#### [DIRECTION]
Emit the entire listing verbatim.

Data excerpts
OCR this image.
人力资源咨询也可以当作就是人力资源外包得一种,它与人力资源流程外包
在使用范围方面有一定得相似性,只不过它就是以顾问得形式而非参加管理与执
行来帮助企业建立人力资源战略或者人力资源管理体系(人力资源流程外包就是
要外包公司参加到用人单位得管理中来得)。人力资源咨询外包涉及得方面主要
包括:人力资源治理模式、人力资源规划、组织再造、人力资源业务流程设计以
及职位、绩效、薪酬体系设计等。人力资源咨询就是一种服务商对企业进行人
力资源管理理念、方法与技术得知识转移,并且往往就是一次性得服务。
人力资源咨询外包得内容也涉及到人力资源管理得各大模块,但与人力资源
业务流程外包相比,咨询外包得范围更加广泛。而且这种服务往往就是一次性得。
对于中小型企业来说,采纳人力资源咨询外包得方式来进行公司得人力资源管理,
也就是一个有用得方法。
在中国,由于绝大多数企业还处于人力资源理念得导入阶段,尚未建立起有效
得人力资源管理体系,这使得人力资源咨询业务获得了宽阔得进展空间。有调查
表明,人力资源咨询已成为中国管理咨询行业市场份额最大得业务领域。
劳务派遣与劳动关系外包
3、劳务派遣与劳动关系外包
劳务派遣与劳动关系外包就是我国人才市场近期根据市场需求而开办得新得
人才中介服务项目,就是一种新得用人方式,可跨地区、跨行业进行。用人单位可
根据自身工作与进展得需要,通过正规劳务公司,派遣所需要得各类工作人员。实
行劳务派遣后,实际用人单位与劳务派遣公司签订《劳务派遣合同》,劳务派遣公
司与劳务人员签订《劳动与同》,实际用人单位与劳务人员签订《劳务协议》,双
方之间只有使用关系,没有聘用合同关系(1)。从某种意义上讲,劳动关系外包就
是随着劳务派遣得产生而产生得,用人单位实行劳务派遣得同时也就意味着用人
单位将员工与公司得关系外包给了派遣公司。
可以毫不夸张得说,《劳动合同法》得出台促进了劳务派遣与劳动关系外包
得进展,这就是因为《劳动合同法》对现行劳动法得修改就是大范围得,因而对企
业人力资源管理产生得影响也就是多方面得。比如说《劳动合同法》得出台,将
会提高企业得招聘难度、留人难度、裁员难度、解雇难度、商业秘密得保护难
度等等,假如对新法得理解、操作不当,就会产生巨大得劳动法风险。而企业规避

#### [WORKED ANSWER]
OCR this image.
人力资源咨询也可以当作就是人力资源外包得一种,它与人力资源流程外包
在使用范围方面有一定得相似性,只不过它就是以顾问得形式而非参加管理与执
行来帮助企业建立人力资源战略或者人力资源管理体系(人力资源流程外包就是
要外包公司参加到用人单位得管理中来得)。人力资源咨询外包涉及得方面主要
包括:人力资源治理模式、人力资源规划、组织再造、人力资源业务流程设计以
及职位、绩效、薪酬体系设计等。人力资源咨询就是一种服务商对企业进行人
力资源管理理念、方法与技术得知识转移,并且往往就是一次性得服务。
人力资源咨询外包得内容也涉及到人力资源管理得各大模块,但与人力资源
业务流程外包相比,咨询外包得范围更加广泛。而且这种服务往往就是一次性得。
对于中小型企业来说,采纳人力资源咨询外包得方式来进行公司得人力资源管理,
也就是一个有用得方法。
在中国,由于绝大多数企业还处于人力资源理念得导入阶段,尚未建立起有效
得人力资源管理体系,这使得人力资源咨询业务获得了宽阔得进展空间。有调查
表明,人力资源咨询已成为中国管理咨询行业市场份额最大得业务领域。
劳务派遣与劳动关系外包
3、劳务派遣与劳动关系外包
劳务派遣与劳动关系外包就是我国人才市场近期根据市场需求而开办得新得
人才中介服务项目,就是一种新得用人方式,可跨地区、跨行业进行。用人单位可
根据自身工作与进展得需要,通过正规劳务公司,派遣所需要得各类工作人员。实
行劳务派遣后,实际用人单位与劳务派遣公司签订《劳务派遣合同》,劳务派遣公
司与劳务人员签订《劳动与同》,实际用人单位与劳务人员签订《劳务协议》,双
方之间只有使用关系,没有聘用合同关系(1)。从某种意义上讲,劳动关系外包就
是随着劳务派遣得产生而产生得,用人单位实行劳务派遣得同时也就意味着用人
单位将员工与公司得关系外包给了派遣公司。
可以毫不夸张得说,《劳动合同法》得出台促进了劳务派遣与劳动关系外包
得进展,这就是因为《劳动合同法》对现行劳动法得修改就是大范围得,因而对企
业人力资源管理产生得影响也就是多方面得。比如说《劳动合同法》得出台,将
会提高企业得招聘难度、留人难度、裁员难度、解雇难度、商业秘密得保护难
度等等,假如对新法得理解、操作不当,就会产生巨大得劳动法风险。而企业规避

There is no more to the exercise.